-- BEGIN --

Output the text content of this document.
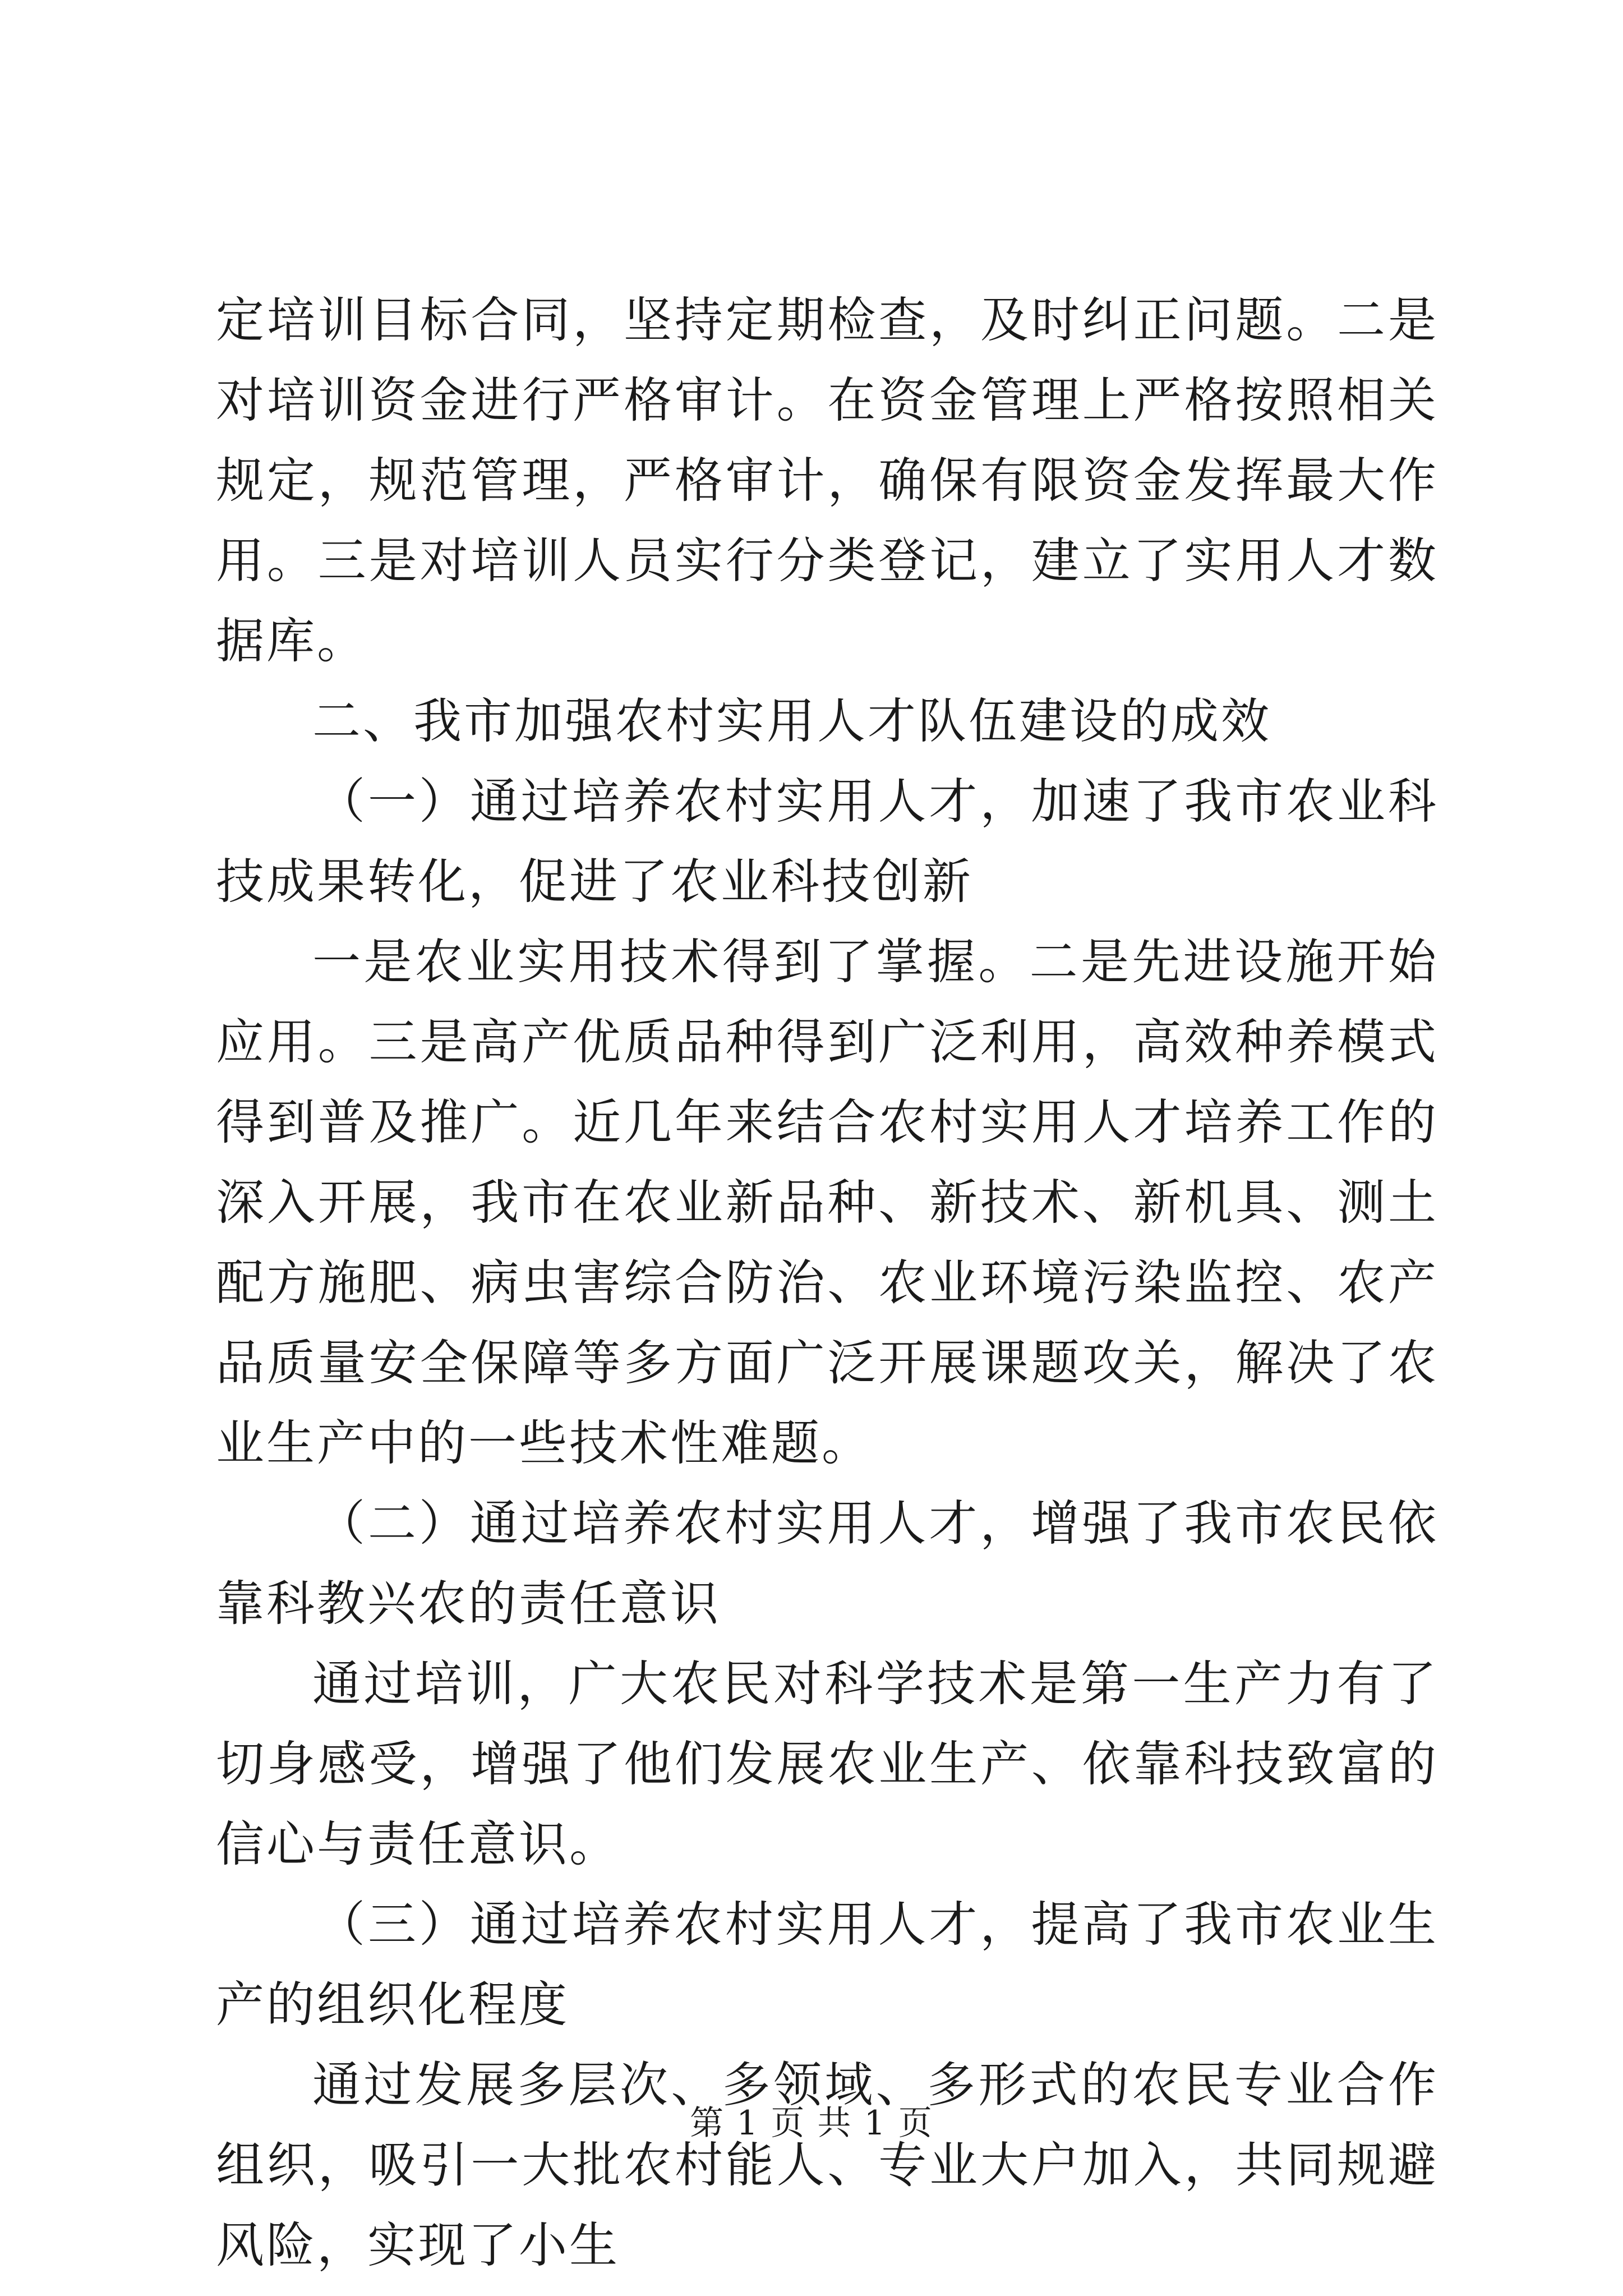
定培训目标合同，坚持定期检查，及时纠正问题。二是对培训资金进行严格审计。在资金管理上严格按照相关规定，规范管理，严格审计，确保有限资金发挥最大作用。三是对培训人员实行分类登记，建立了实用人才数据库。

二、我市加强农村实用人才队伍建设的成效

（一）通过培养农村实用人才，加速了我市农业科技成果转化，促进了农业科技创新

一是农业实用技术得到了掌握。二是先进设施开始应用。三是高产优质品种得到广泛利用，高效种养模式得到普及推广。近几年来结合农村实用人才培养工作的深入开展，我市在农业新品种、新技术、新机具、测土配方施肥、病虫害综合防治、农业环境污染监控、农产品质量安全保障等多方面广泛开展课题攻关，解决了农业生产中的一些技术性难题。

（二）通过培养农村实用人才，增强了我市农民依靠科教兴农的责任意识

通过培训，广大农民对科学技术是第一生产力有了切身感受，增强了他们发展农业生产、依靠科技致富的信心与责任意识。

（三）通过培养农村实用人才，提高了我市农业生产的组织化程度

通过发展多层次、多领域、多形式的农民专业合作组织，吸引一大批农村能人、专业大户加入，共同规避风险，实现了小生

第 1 页 共 1 页
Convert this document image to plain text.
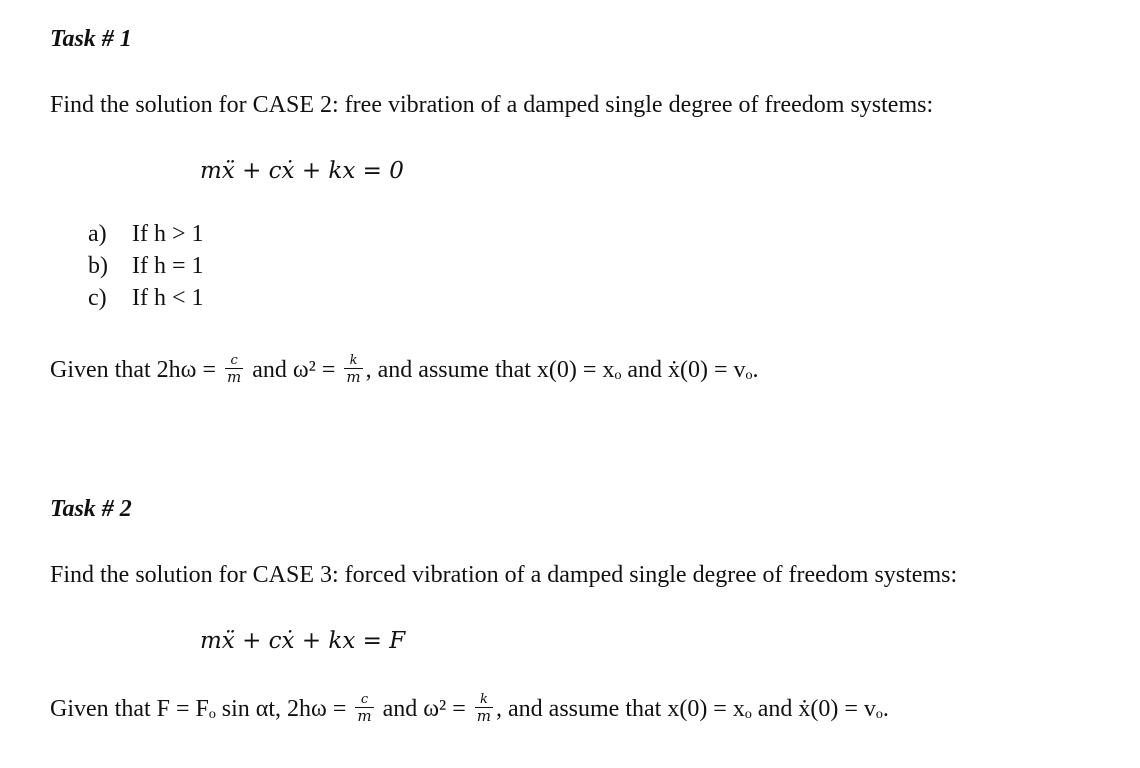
Task # 1
Find the solution for CASE 2: free vibration of a damped single degree of freedom systems:
mẍ + cẋ + kx = 0
a) If h > 1
b) If h = 1
c) If h < 1
Given that $2h\omega = \frac{c}{m}$ and $\omega^2 = \frac{k}{m}$ , and assume that x(0) = xₒ and ẋ(0) = vₒ.
Task # 2
Find the solution for CASE 3: forced vibration of a damped single degree of freedom systems:
mẍ + cẋ + kx = F
Given that F = Fₒ sin αt, $2h\omega = \frac{c}{m}$ and $\omega^2 = \frac{k}{m}$ , and assume that x(0) = xₒ and ẋ(0) = vₒ.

-- END --

What you should do -
Reproduce the entries above exactly. Do not include the images.

Finished task -
Output the text content of this document.
定培训目标合同，坚持定期检查，及时纠正问题。二是对培训资金进行严格审计。在资金管理上严格按照相关规定，规范管理，严格审计，确保有限资金发挥最大作用。三是对培训人员实行分类登记，建立了实用人才数据库。

二、我市加强农村实用人才队伍建设的成效

（一）通过培养农村实用人才，加速了我市农业科技成果转化，促进了农业科技创新

一是农业实用技术得到了掌握。二是先进设施开始应用。三是高产优质品种得到广泛利用，高效种养模式得到普及推广。近几年来结合农村实用人才培养工作的深入开展，我市在农业新品种、新技术、新机具、测土配方施肥、病虫害综合防治、农业环境污染监控、农产品质量安全保障等多方面广泛开展课题攻关，解决了农业生产中的一些技术性难题。

（二）通过培养农村实用人才，增强了我市农民依靠科教兴农的责任意识

通过培训，广大农民对科学技术是第一生产力有了切身感受，增强了他们发展农业生产、依靠科技致富的信心与责任意识。

（三）通过培养农村实用人才，提高了我市农业生产的组织化程度

通过发展多层次、多领域、多形式的农民专业合作组织，吸引一大批农村能人、专业大户加入，共同规避风险，实现了小生

第 1 页 共 1 页
Convert this document image to plain text.
Task # 1
Find the solution for CASE 2: free vibration of a damped single degree of freedom systems:
mẍ + cẋ + kx = 0
a) If h > 1
b) If h = 1
c) If h < 1
Given that $2h\omega = \frac{c}{m}$ and $\omega^2 = \frac{k}{m}$ , and assume that x(0) = xₒ and ẋ(0) = vₒ.
Task # 2
Find the solution for CASE 3: forced vibration of a damped single degree of freedom systems:
mẍ + cẋ + kx = F
Given that F = Fₒ sin αt, $2h\omega = \frac{c}{m}$ and $\omega^2 = \frac{k}{m}$ , and assume that x(0) = xₒ and ẋ(0) = vₒ.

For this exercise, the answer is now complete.